## BEGIN DATASET

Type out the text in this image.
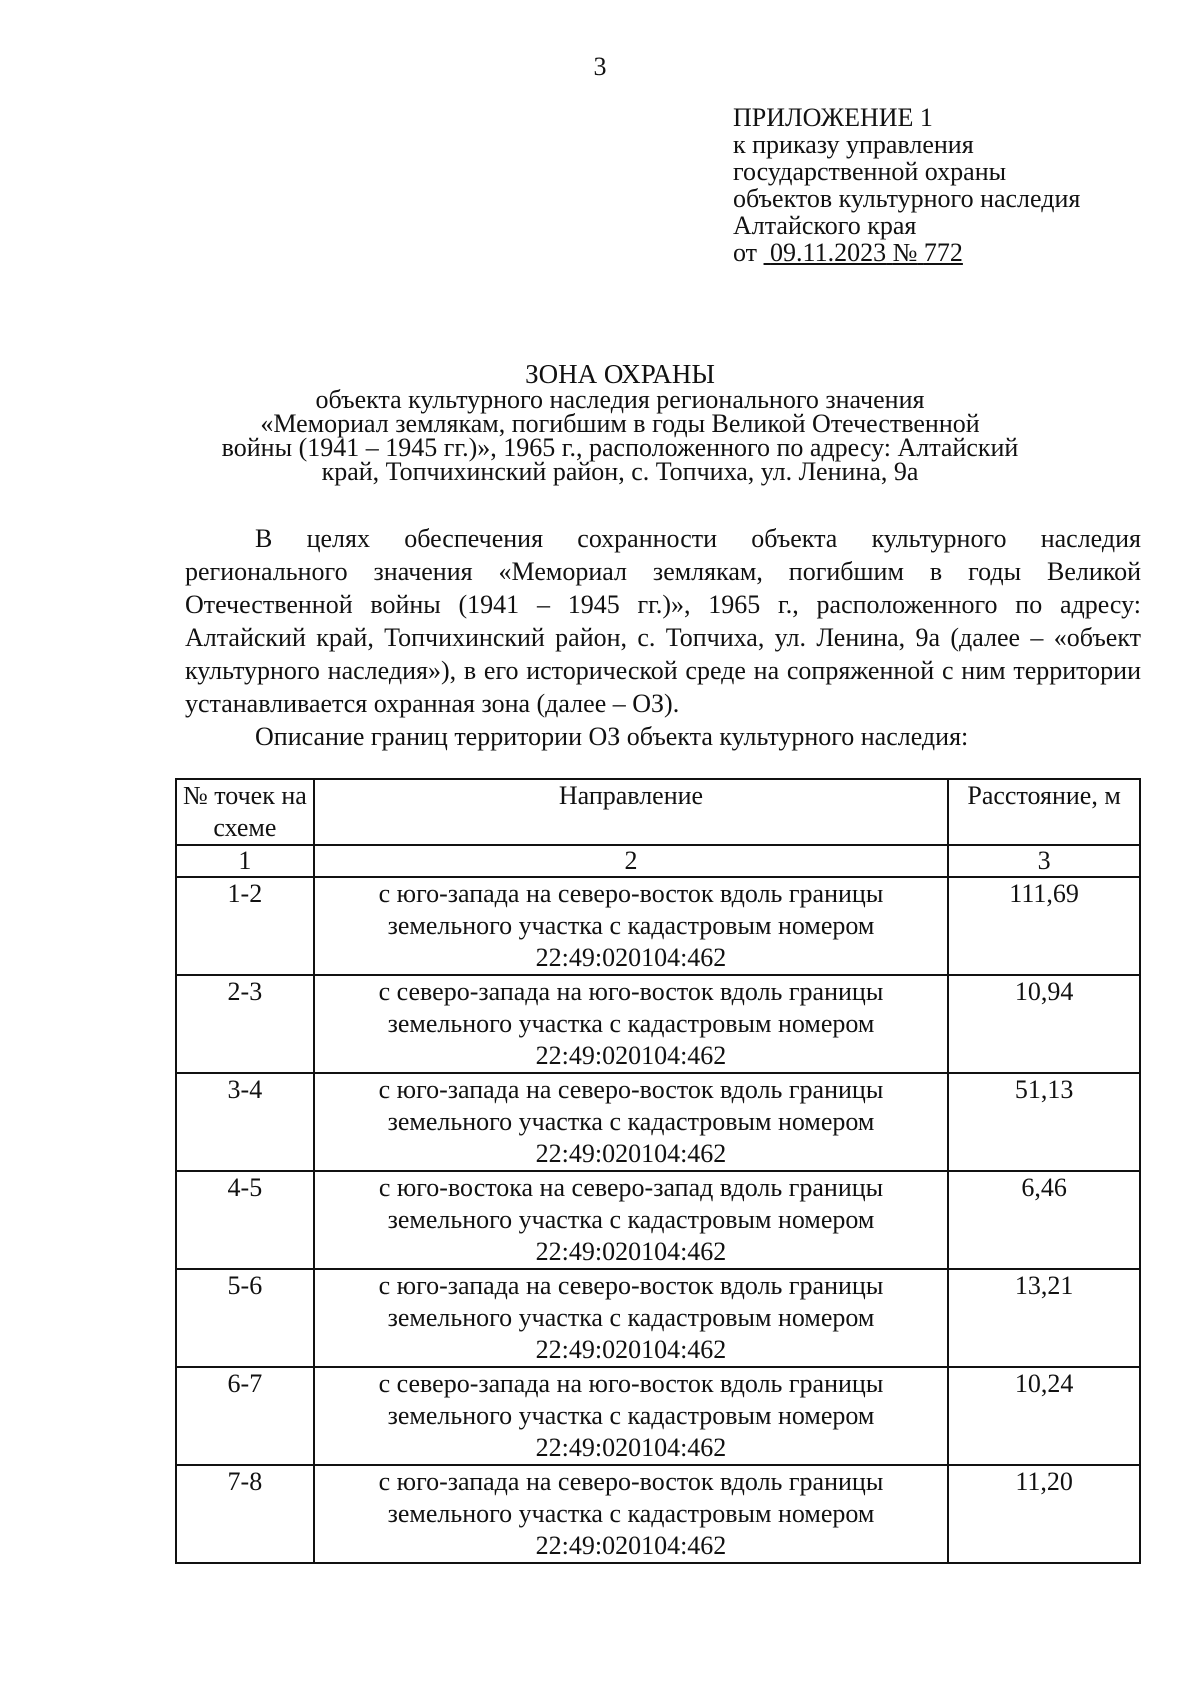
3
ПРИЛОЖЕНИЕ 1
к приказу управления
государственной охраны
объектов культурного наследия
Алтайского края
от 09.11.2023 № 772
ЗОНА ОХРАНЫ
объекта культурного наследия регионального значения
«Мемориал землякам, погибшим в годы Великой Отечественной
войны (1941 – 1945 гг.)», 1965 г., расположенного по адресу: Алтайский
край, Топчихинский район, с. Топчиха, ул. Ленина, 9а

В целях обеспечения сохранности объекта культурного наследия регионального значения «Мемориал землякам, погибшим в годы Великой Отечественной войны (1941 – 1945 гг.)», 1965 г., расположенного по адресу: Алтайский край, Топчихинский район, с. Топчиха, ул. Ленина, 9а (далее – «объект культурного наследия»), в его исторической среде на сопряженной с ним территории устанавливается охранная зона (далее – ОЗ).

Описание границ территории ОЗ объекта культурного наследия:

№ точек на схеме	Направление	Расстояние, м
1	2	3
1-2	с юго-запада на северо-восток вдоль границы
земельного участка с кадастровым номером
22:49:020104:462	111,69
2-3	с северо-запада на юго-восток вдоль границы
земельного участка с кадастровым номером
22:49:020104:462	10,94
3-4	с юго-запада на северо-восток вдоль границы
земельного участка с кадастровым номером
22:49:020104:462	51,13
4-5	с юго-востока на северо-запад вдоль границы
земельного участка с кадастровым номером
22:49:020104:462	6,46
5-6	с юго-запада на северо-восток вдоль границы
земельного участка с кадастровым номером
22:49:020104:462	13,21
6-7	с северо-запада на юго-восток вдоль границы
земельного участка с кадастровым номером
22:49:020104:462	10,24
7-8	с юго-запада на северо-восток вдоль границы
земельного участка с кадастровым номером
22:49:020104:462	11,20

## END DATASET

- **WHAT TO PRODUCE**:
Print out the whole of the material word for word, without pictures.

- **SOLUTION TO THIS PROBLEM**:
Type out the text in this image.
3
ПРИЛОЖЕНИЕ 1
к приказу управления
государственной охраны
объектов культурного наследия
Алтайского края
от 09.11.2023 № 772
ЗОНА ОХРАНЫ
объекта культурного наследия регионального значения
«Мемориал землякам, погибшим в годы Великой Отечественной
войны (1941 – 1945 гг.)», 1965 г., расположенного по адресу: Алтайский
край, Топчихинский район, с. Топчиха, ул. Ленина, 9а

В целях обеспечения сохранности объекта культурного наследия регионального значения «Мемориал землякам, погибшим в годы Великой Отечественной войны (1941 – 1945 гг.)», 1965 г., расположенного по адресу: Алтайский край, Топчихинский район, с. Топчиха, ул. Ленина, 9а (далее – «объект культурного наследия»), в его исторической среде на сопряженной с ним территории устанавливается охранная зона (далее – ОЗ).

Описание границ территории ОЗ объекта культурного наследия:

№ точек на схеме	Направление	Расстояние, м
1	2	3
1-2	с юго-запада на северо-восток вдоль границы
земельного участка с кадастровым номером
22:49:020104:462	111,69
2-3	с северо-запада на юго-восток вдоль границы
земельного участка с кадастровым номером
22:49:020104:462	10,94
3-4	с юго-запада на северо-восток вдоль границы
земельного участка с кадастровым номером
22:49:020104:462	51,13
4-5	с юго-востока на северо-запад вдоль границы
земельного участка с кадастровым номером
22:49:020104:462	6,46
5-6	с юго-запада на северо-восток вдоль границы
земельного участка с кадастровым номером
22:49:020104:462	13,21
6-7	с северо-запада на юго-восток вдоль границы
земельного участка с кадастровым номером
22:49:020104:462	10,24
7-8	с юго-запада на северо-восток вдоль границы
земельного участка с кадастровым номером
22:49:020104:462	11,20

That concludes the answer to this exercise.